* _Your goal_
Look through the records below and collect all lines that hold the string "College".

** START Input material **

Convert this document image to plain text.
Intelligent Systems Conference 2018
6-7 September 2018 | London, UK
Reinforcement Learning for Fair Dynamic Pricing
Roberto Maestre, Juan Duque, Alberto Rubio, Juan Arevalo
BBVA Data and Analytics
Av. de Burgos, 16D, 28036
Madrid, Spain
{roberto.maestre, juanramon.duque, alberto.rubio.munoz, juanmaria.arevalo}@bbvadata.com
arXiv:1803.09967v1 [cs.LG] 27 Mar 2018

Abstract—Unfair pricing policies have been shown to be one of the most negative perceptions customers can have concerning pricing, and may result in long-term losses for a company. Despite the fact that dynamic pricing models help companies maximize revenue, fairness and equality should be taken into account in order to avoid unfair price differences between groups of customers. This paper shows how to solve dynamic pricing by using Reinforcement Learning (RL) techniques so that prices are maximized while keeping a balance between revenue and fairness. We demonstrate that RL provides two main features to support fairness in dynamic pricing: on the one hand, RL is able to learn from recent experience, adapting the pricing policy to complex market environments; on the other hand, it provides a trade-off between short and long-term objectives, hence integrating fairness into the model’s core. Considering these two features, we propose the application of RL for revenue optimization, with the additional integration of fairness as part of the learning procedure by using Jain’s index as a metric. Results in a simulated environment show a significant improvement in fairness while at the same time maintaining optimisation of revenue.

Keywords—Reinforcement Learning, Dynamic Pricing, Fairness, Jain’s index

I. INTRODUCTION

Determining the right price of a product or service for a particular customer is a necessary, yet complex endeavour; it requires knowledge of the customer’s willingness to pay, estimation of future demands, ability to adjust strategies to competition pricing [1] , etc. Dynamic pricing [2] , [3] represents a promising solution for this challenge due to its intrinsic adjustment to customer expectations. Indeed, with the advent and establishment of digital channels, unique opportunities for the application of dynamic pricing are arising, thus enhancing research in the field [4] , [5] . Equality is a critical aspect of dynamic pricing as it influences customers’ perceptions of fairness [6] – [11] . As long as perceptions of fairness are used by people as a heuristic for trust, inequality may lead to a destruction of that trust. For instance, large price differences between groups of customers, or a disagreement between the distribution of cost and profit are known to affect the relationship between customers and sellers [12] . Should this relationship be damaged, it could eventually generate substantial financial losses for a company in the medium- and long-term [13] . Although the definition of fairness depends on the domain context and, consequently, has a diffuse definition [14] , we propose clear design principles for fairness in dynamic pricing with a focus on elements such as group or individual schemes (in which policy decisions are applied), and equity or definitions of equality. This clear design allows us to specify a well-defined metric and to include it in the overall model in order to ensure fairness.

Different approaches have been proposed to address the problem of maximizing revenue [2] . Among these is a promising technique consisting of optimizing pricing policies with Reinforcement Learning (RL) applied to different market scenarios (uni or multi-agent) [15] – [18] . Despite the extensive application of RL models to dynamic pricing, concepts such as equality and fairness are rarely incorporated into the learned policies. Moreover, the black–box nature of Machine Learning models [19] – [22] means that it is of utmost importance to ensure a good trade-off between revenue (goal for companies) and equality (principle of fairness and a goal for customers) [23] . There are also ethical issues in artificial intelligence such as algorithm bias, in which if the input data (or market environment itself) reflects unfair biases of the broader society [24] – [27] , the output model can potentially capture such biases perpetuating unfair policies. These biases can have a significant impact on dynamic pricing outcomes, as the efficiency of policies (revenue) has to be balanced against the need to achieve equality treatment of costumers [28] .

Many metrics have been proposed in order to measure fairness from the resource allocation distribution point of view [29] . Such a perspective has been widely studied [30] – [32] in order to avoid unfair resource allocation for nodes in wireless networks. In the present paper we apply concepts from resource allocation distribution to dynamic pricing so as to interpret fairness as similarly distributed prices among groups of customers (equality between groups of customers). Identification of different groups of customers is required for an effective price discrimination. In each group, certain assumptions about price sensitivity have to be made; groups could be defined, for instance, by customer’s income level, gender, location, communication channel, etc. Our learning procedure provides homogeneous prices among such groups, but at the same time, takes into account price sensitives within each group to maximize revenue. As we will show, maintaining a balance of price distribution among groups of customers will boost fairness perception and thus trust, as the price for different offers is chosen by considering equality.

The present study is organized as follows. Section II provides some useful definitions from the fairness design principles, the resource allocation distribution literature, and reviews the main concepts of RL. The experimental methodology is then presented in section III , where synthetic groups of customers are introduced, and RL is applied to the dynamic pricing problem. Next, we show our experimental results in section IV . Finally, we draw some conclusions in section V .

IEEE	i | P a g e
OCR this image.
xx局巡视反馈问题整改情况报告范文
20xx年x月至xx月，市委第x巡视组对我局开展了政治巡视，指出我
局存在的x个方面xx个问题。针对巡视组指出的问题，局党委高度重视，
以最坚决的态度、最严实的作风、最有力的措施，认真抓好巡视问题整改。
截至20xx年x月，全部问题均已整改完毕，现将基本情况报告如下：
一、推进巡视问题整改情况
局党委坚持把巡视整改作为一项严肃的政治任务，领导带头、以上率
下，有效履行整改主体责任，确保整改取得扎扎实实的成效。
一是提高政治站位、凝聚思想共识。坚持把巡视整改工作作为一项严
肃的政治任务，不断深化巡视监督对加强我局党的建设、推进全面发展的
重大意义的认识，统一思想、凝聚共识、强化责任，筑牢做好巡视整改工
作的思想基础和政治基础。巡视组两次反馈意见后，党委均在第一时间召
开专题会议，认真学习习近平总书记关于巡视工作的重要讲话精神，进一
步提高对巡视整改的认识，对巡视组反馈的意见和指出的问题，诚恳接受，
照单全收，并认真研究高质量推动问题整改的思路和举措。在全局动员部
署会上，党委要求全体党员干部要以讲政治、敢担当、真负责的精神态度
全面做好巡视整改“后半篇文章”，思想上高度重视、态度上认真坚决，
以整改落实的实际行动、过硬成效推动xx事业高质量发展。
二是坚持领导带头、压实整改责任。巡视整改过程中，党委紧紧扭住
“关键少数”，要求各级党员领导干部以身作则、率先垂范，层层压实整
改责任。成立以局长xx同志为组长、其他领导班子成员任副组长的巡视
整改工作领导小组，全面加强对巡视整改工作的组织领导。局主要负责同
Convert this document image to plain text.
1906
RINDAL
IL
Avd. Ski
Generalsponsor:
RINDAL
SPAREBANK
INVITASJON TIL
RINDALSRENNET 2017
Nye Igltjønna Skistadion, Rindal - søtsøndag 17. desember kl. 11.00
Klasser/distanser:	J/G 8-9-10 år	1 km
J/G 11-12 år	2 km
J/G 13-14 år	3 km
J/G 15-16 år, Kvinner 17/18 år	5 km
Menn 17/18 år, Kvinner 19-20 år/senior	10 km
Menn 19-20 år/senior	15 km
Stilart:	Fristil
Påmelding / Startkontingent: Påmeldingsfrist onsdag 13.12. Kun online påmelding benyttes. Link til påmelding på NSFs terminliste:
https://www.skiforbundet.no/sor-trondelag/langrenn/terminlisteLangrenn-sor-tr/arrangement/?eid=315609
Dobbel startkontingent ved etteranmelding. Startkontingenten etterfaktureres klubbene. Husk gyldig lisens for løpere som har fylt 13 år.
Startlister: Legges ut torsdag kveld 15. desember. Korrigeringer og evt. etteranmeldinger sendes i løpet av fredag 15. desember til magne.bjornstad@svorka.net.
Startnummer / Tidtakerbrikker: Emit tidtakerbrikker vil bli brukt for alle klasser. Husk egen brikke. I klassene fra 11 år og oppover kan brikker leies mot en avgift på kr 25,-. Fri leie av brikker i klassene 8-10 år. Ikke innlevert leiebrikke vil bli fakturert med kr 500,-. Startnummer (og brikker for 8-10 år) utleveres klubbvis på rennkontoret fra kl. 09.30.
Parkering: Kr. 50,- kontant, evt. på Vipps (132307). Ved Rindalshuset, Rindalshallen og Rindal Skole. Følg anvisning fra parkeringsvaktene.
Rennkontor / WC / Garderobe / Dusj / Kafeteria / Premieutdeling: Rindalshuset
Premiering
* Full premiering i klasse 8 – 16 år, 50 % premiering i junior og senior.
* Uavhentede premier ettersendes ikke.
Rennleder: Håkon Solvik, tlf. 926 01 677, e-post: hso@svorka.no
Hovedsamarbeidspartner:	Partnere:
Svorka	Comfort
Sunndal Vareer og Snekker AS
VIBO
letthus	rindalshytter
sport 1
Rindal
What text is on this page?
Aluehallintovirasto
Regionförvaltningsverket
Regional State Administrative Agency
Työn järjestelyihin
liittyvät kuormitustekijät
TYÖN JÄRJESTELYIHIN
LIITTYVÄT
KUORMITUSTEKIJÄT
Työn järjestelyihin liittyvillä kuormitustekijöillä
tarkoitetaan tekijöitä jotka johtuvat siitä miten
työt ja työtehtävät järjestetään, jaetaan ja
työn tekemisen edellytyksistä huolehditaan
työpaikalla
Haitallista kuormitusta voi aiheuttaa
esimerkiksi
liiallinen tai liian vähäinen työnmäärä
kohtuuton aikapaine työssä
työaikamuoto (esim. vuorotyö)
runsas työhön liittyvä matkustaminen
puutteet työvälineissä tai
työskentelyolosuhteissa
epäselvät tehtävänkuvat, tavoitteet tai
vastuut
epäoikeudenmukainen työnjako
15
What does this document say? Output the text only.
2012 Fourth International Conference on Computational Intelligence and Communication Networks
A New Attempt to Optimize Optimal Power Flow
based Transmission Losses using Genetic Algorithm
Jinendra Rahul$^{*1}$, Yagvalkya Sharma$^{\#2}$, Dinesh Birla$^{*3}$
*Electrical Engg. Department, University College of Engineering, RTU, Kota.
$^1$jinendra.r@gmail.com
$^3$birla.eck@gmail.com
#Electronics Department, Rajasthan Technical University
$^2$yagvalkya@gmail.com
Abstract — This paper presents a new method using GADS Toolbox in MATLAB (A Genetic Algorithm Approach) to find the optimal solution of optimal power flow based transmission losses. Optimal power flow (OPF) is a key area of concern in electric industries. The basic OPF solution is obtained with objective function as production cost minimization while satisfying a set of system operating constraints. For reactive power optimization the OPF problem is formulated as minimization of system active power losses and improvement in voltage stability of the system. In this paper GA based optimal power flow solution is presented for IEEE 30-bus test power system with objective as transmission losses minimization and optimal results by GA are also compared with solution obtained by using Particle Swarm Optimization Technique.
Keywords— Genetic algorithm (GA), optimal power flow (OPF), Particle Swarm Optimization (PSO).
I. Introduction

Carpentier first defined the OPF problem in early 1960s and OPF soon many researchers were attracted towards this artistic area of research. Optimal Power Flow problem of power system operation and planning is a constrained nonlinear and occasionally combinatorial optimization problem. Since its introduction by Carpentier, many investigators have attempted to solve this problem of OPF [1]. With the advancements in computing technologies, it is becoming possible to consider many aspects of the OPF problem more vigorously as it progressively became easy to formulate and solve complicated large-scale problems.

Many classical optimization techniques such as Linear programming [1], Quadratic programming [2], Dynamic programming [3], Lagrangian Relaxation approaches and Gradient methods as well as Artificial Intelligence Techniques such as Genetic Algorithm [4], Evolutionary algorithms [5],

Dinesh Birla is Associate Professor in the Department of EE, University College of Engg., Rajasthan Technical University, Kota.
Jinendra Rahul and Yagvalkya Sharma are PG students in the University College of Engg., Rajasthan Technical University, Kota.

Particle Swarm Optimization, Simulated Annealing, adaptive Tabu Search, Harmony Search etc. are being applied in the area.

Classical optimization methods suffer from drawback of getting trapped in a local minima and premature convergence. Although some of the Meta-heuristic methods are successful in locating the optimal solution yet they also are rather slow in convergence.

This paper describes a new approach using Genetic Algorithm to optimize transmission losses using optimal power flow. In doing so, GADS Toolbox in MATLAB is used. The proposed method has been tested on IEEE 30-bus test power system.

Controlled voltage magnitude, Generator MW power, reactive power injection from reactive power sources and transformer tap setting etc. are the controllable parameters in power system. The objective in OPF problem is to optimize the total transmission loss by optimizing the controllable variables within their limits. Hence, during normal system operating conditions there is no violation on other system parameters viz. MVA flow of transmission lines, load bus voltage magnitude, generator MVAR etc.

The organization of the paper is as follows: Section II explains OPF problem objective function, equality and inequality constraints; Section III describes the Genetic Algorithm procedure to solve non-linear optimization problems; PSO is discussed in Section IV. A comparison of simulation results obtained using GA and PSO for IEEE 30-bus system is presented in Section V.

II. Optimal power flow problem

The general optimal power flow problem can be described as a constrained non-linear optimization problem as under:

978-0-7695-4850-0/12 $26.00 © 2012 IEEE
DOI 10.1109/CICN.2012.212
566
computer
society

** END Input material **

* _Solution_
*Electrical Engg. Department, University College of Engineering, RTU, Kota.
Dinesh Birla is Associate Professor in the Department of EE, University College of Engg., Rajasthan Technical University, Kota.
Jinendra Rahul and Yagvalkya Sharma are PG students in the University College of Engg., Rajasthan Technical University, Kota.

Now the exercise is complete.